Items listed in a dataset
○ ○ ○

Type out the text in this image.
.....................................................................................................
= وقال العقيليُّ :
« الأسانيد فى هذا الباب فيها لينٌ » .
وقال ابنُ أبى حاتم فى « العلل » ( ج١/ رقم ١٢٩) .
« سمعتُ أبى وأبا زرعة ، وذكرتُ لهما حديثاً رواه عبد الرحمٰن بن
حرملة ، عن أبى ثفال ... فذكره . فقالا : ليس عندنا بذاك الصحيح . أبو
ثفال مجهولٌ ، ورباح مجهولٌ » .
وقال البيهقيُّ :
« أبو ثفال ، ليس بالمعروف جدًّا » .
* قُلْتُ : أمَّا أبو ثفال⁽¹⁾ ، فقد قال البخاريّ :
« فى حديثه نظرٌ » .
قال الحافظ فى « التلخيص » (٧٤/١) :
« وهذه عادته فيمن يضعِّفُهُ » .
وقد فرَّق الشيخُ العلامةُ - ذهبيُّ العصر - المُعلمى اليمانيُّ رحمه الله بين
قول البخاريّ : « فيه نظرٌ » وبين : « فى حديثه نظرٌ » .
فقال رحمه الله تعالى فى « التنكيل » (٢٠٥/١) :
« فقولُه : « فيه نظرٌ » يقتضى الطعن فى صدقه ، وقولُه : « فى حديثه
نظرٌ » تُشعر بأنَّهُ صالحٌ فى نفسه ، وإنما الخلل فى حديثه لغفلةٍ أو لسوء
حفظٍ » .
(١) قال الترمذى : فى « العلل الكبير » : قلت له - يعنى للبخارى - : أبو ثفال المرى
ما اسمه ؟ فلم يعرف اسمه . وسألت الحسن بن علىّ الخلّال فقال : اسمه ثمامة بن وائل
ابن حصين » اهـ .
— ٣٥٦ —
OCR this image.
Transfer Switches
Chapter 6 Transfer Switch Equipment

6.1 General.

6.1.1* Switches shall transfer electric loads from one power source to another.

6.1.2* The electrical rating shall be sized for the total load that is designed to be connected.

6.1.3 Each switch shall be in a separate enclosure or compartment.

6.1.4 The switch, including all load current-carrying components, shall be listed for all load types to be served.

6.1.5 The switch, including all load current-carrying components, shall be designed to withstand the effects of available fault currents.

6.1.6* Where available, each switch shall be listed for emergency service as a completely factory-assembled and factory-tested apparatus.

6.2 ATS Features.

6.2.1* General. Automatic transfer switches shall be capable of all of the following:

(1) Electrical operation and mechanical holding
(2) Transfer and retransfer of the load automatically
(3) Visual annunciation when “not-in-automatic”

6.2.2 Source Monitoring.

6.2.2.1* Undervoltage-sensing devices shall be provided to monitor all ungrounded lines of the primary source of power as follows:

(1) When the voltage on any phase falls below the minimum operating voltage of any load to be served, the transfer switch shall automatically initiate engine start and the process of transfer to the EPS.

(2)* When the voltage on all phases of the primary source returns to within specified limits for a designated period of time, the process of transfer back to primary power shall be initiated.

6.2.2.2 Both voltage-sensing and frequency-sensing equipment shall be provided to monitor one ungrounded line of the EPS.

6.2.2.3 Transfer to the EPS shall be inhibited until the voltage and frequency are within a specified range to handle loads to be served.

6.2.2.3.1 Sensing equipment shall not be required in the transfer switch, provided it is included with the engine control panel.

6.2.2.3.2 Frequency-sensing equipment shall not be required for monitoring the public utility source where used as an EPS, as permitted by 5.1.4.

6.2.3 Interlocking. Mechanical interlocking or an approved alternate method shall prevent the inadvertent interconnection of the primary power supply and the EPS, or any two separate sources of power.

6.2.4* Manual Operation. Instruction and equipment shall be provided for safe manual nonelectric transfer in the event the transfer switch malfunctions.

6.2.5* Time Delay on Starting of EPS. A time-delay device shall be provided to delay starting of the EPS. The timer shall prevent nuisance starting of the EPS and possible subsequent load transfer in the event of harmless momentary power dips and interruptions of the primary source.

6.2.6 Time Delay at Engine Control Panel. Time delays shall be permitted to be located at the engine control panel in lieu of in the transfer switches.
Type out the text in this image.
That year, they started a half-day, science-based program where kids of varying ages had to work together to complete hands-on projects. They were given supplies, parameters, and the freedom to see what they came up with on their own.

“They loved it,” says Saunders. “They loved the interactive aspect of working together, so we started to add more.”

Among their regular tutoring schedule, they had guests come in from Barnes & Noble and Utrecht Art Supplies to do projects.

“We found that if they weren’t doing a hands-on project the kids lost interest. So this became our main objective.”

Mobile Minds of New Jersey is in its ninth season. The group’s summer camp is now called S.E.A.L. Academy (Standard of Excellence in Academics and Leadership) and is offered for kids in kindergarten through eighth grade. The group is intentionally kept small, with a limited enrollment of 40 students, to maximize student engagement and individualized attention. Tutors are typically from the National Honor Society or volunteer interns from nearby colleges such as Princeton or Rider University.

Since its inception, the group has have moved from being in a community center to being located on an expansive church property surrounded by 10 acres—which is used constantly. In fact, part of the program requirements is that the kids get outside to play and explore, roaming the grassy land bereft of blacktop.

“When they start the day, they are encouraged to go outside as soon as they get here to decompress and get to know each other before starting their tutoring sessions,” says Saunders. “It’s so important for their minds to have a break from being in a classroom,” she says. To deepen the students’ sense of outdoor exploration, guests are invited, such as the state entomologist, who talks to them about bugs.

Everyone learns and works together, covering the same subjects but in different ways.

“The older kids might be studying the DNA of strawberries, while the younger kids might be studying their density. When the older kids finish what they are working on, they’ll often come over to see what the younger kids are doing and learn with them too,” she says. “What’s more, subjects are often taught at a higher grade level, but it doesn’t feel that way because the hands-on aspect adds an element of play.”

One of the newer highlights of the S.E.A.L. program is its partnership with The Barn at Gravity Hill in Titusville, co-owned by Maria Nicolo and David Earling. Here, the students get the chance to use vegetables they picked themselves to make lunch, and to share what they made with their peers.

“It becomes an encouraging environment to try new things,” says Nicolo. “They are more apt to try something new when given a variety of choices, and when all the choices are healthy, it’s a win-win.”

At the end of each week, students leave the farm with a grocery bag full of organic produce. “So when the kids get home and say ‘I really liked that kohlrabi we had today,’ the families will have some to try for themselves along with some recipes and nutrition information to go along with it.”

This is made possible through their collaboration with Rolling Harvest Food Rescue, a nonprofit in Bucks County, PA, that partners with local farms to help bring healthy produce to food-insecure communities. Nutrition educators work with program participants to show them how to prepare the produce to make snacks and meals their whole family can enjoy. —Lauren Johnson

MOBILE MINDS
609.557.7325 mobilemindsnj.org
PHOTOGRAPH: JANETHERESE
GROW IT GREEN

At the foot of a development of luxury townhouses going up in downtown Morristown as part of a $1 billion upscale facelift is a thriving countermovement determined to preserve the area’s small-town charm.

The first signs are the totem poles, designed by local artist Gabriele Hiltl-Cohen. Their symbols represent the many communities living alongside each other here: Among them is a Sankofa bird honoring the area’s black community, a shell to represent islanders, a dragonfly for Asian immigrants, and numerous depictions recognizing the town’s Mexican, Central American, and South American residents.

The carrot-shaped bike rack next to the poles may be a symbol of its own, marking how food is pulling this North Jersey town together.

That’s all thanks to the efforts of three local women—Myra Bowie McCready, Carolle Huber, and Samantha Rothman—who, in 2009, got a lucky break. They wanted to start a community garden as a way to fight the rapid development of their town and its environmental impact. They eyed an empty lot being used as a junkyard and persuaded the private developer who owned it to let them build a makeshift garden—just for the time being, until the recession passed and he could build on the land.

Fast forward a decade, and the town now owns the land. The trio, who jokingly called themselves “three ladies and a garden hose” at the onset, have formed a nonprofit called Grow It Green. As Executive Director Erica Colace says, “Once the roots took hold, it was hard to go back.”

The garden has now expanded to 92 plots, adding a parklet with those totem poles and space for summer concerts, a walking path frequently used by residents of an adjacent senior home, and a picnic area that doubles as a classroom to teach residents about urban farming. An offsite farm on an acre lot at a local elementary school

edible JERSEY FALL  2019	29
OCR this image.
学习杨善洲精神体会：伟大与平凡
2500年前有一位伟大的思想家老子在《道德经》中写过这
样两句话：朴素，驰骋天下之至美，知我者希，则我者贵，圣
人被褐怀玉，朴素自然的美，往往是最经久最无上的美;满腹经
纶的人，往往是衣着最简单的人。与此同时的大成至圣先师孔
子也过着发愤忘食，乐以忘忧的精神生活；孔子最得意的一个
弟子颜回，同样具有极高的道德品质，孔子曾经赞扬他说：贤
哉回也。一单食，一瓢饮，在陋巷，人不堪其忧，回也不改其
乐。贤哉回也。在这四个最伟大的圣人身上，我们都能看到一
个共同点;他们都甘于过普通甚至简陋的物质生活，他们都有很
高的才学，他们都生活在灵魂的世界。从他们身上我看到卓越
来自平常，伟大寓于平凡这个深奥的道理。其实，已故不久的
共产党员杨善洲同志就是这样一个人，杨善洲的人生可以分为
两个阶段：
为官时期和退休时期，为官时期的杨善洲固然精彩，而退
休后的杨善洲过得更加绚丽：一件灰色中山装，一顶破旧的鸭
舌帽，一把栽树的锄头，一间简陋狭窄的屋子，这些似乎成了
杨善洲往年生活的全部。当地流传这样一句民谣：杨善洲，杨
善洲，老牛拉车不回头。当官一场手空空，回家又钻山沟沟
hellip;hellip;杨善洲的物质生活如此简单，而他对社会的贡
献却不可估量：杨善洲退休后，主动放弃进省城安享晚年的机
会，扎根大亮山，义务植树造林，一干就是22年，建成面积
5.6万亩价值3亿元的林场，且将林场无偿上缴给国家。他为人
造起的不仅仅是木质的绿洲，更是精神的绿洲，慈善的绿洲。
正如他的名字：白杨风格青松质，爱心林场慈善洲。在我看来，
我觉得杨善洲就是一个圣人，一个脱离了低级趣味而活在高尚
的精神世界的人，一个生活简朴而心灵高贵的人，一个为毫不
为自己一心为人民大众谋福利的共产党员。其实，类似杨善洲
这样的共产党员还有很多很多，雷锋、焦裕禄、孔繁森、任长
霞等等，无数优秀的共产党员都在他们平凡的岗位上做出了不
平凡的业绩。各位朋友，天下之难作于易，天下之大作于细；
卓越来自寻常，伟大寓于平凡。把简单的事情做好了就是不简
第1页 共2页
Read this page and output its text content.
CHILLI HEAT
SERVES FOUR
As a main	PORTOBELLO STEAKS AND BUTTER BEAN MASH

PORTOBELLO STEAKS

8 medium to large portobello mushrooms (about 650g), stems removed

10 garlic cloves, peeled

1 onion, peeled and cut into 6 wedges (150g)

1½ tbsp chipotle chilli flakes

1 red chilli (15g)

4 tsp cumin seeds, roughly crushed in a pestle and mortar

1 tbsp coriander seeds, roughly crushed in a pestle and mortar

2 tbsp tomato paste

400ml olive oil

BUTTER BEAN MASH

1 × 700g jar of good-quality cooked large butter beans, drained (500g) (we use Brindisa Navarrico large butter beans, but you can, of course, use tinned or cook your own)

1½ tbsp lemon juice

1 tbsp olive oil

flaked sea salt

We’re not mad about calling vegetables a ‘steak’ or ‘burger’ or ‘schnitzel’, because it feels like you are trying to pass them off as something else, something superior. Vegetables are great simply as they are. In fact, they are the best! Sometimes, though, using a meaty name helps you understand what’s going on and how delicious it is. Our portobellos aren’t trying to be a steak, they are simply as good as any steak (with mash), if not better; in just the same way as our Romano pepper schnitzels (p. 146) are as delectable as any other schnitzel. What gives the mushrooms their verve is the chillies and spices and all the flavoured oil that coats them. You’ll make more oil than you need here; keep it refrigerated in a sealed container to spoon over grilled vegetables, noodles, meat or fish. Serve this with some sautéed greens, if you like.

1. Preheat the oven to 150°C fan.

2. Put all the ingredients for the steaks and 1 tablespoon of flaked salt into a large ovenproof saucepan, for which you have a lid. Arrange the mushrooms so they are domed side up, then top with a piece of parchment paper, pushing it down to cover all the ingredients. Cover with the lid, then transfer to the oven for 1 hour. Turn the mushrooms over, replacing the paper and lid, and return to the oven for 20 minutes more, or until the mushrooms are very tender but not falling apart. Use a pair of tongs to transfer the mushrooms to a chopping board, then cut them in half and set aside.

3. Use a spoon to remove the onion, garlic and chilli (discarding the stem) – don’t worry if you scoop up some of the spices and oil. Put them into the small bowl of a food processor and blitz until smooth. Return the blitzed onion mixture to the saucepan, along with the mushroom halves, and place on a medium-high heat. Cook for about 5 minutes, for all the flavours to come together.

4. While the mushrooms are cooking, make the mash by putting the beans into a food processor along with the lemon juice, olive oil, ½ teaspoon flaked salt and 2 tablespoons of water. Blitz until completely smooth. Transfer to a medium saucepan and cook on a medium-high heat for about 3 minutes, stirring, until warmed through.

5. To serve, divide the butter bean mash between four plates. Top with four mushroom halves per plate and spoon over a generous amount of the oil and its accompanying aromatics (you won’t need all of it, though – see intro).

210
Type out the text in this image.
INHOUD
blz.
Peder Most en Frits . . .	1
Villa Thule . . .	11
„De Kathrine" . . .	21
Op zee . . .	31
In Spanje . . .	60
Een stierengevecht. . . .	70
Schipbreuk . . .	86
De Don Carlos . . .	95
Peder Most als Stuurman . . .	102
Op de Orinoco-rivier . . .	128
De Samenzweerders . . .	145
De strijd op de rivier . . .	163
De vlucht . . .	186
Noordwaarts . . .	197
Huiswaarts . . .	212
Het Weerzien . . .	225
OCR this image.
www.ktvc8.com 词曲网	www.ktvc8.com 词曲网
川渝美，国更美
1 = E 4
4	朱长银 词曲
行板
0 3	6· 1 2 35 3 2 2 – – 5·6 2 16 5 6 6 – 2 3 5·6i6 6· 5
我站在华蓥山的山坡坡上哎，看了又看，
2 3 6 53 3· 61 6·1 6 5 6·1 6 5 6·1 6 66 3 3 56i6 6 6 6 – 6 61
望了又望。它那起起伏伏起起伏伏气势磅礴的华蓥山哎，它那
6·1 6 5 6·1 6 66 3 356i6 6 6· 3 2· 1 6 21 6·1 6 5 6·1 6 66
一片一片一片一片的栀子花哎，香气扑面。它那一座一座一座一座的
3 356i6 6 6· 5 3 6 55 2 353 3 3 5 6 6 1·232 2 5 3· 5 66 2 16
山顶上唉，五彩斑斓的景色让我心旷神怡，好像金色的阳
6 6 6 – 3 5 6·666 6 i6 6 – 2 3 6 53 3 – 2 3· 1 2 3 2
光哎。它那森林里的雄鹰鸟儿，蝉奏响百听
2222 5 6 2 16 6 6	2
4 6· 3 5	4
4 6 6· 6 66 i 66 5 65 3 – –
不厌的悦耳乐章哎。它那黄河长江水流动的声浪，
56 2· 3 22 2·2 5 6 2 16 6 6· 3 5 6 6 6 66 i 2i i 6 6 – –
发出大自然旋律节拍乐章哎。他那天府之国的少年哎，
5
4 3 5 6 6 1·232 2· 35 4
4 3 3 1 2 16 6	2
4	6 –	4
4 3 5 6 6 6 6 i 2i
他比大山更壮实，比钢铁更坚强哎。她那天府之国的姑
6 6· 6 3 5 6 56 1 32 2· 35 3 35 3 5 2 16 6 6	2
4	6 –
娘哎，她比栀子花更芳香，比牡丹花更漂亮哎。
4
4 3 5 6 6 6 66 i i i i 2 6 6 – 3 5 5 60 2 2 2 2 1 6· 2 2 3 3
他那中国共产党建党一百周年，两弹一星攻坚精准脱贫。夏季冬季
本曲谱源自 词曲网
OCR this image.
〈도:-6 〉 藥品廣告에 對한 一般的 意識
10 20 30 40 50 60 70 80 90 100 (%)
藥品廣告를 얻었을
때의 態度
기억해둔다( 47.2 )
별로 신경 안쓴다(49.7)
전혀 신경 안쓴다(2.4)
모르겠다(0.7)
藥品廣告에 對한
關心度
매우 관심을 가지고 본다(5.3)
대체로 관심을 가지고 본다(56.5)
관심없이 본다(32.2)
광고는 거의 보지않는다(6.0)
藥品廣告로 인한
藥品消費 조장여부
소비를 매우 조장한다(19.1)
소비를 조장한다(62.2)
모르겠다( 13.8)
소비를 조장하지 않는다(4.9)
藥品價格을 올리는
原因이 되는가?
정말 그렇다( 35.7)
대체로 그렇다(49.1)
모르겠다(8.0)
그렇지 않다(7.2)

○ ○ ○

Instructions for the task
Extract all lines containing the word "separate".

Task result
6.1.3 Each switch shall be in a separate enclosure or compartment.
6.2.3 Interlocking. Mechanical interlocking or an approved alternate method shall prevent the inadvertent interconnection of the primary power supply and the EPS, or any two separate sources of power.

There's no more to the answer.